_Task prompt:_ From the listing below, pull out all lines with "Reserve" in them.

_Material for the task:_
++++++

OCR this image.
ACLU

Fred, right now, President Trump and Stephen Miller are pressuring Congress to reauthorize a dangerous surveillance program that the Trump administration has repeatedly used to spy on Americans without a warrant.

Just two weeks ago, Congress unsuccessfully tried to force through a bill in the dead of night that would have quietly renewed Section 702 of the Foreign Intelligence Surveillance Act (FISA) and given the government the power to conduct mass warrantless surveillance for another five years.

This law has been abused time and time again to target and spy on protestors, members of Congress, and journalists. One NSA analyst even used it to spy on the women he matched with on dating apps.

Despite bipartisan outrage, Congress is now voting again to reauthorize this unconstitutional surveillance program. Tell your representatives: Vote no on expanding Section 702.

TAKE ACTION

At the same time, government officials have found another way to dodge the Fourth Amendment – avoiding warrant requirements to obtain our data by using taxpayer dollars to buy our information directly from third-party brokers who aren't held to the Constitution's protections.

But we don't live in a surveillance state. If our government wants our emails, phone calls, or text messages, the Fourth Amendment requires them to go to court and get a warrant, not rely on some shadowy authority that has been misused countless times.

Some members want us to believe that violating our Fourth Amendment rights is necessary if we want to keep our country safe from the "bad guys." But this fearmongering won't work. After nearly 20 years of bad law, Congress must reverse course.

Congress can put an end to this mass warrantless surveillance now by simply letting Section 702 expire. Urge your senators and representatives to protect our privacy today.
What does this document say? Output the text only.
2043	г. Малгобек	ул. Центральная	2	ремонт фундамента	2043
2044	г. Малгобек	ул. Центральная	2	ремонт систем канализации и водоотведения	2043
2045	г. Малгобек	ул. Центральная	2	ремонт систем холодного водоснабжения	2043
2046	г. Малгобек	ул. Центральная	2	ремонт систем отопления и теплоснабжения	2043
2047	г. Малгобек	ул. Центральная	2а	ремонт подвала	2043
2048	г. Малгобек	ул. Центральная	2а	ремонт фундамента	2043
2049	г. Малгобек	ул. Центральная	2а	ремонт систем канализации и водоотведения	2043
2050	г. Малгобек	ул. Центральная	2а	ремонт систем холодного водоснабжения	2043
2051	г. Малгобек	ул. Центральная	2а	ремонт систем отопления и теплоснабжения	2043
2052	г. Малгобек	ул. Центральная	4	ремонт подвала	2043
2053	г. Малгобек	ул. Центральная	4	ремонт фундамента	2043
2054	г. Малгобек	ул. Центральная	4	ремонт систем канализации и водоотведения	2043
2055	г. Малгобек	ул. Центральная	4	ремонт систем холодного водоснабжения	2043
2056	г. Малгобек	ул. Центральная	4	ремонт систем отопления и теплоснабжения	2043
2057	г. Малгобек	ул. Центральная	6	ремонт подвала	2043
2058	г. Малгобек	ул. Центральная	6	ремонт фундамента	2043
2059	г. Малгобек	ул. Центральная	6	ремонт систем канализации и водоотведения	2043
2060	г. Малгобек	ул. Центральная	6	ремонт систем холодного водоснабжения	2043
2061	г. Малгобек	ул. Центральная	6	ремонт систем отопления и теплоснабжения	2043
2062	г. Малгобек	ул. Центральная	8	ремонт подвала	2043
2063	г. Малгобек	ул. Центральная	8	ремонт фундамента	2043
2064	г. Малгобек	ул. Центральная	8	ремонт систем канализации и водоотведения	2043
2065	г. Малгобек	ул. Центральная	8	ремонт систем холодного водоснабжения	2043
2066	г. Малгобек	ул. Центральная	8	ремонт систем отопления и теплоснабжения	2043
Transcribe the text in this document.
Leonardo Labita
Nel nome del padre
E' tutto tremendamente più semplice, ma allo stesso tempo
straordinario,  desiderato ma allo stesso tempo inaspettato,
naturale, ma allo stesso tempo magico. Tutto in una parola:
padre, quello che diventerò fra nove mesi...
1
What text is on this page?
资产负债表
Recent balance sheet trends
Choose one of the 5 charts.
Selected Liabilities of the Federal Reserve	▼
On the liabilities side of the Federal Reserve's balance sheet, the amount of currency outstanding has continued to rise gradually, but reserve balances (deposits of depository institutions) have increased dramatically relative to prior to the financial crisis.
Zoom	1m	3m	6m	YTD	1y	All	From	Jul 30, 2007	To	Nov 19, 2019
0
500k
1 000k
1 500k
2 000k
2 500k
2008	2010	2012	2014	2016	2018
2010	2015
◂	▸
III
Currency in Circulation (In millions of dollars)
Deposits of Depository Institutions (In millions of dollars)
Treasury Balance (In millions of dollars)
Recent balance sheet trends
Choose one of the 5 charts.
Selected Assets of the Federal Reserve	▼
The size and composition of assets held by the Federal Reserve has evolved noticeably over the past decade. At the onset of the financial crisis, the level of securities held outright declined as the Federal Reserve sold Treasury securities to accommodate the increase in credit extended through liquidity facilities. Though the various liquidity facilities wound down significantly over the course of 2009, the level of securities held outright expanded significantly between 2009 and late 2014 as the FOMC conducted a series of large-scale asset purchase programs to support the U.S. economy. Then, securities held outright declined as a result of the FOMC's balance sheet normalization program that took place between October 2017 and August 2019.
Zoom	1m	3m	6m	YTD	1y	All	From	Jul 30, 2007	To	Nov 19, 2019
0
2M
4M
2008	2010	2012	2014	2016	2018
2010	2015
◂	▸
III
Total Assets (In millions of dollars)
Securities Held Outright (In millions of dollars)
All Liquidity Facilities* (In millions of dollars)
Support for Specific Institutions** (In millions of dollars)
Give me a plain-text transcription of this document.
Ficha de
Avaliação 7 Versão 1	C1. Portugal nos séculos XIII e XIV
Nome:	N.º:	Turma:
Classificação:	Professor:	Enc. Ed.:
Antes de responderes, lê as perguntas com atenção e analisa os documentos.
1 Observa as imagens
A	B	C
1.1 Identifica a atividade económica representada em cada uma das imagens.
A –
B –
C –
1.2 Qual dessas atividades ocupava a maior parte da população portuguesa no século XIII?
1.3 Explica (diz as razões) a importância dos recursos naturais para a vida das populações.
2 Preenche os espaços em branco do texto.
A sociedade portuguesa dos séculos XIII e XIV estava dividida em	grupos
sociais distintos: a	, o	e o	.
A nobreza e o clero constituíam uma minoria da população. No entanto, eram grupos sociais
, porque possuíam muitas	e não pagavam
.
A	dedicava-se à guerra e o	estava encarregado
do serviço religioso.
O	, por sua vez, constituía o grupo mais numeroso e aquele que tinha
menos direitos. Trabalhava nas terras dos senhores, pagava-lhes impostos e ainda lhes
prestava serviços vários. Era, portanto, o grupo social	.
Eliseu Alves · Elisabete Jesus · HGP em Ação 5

++++++

_Exercise solution:_
Selected Liabilities of the Federal Reserve	▼
On the liabilities side of the Federal Reserve's balance sheet, the amount of currency outstanding has continued to rise gradually, but reserve balances (deposits of depository institutions) have increased dramatically relative to prior to the financial crisis.
Selected Assets of the Federal Reserve	▼
The size and composition of assets held by the Federal Reserve has evolved noticeably over the past decade. At the onset of the financial crisis, the level of securities held outright declined as the Federal Reserve sold Treasury securities to accommodate the increase in credit extended through liquidity facilities. Though the various liquidity facilities wound down significantly over the course of 2009, the level of securities held outright expanded significantly between 2009 and late 2014 as the FOMC conducted a series of large-scale asset purchase programs to support the U.S. economy. Then, securities held outright declined as a result of the FOMC's balance sheet normalization program that took place between October 2017 and August 2019.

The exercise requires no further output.